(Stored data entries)
[start]
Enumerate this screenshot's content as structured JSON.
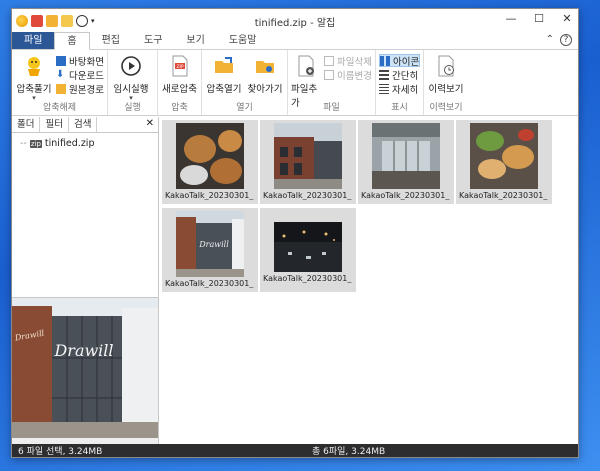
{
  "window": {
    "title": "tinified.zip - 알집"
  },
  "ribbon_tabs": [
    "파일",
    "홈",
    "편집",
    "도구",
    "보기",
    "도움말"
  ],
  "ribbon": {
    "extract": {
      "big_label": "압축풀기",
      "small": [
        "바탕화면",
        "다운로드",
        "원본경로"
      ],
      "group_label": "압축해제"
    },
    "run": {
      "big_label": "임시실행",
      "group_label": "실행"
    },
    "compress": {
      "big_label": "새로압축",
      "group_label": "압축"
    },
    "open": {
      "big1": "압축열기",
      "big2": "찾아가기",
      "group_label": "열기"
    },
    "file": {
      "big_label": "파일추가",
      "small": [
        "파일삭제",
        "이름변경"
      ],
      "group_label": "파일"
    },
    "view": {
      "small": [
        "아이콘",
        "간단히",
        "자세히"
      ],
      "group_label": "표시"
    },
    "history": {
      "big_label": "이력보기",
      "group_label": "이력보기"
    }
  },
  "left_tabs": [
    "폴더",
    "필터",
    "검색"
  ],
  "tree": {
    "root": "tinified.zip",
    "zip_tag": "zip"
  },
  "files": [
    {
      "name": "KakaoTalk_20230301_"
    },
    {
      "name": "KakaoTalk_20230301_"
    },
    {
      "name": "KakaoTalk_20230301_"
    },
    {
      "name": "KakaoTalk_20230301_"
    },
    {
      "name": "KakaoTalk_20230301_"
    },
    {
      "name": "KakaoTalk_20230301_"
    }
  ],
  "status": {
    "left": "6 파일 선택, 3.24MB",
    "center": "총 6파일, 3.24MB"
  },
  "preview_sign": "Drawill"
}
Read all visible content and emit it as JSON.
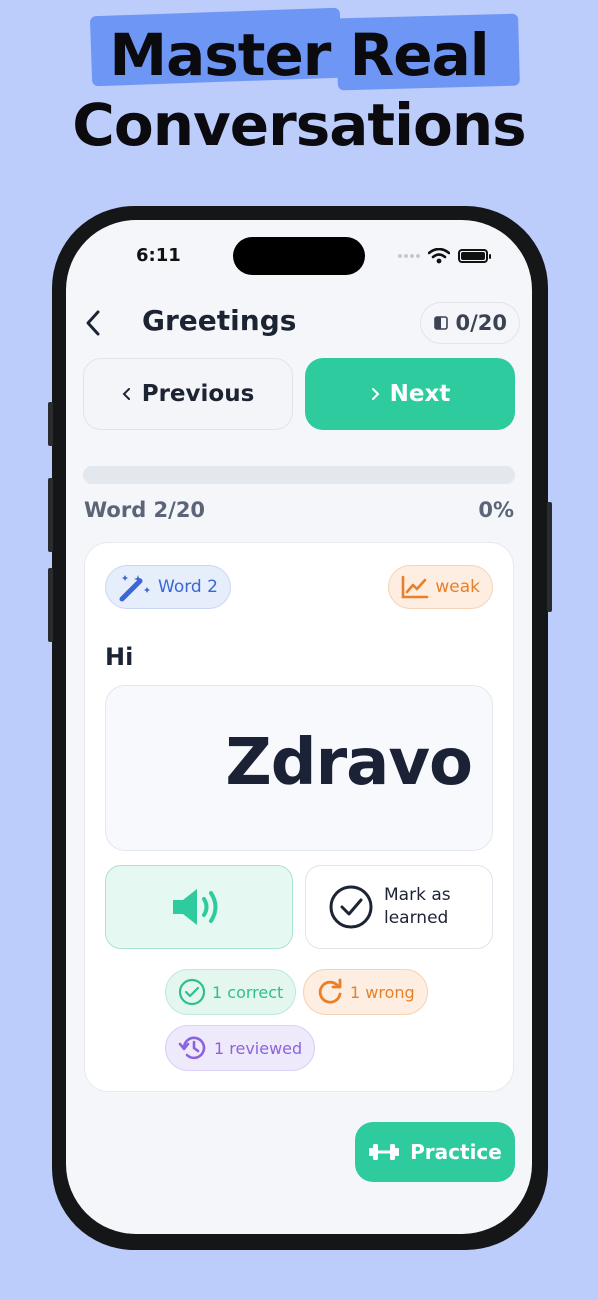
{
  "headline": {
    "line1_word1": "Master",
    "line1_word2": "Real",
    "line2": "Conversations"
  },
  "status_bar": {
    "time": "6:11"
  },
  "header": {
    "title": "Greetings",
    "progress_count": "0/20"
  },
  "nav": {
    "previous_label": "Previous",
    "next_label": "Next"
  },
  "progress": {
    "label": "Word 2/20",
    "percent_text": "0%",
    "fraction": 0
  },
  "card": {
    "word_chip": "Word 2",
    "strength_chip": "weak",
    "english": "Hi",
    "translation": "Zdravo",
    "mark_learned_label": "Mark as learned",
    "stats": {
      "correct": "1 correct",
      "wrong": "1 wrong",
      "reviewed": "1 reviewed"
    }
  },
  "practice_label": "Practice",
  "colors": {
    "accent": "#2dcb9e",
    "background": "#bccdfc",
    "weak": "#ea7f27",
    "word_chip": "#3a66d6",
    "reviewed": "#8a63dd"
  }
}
[end]
Point out every line holding the string "reviewed" and copy it.

      "reviewed": "1 reviewed"
    "reviewed": "#8a63dd"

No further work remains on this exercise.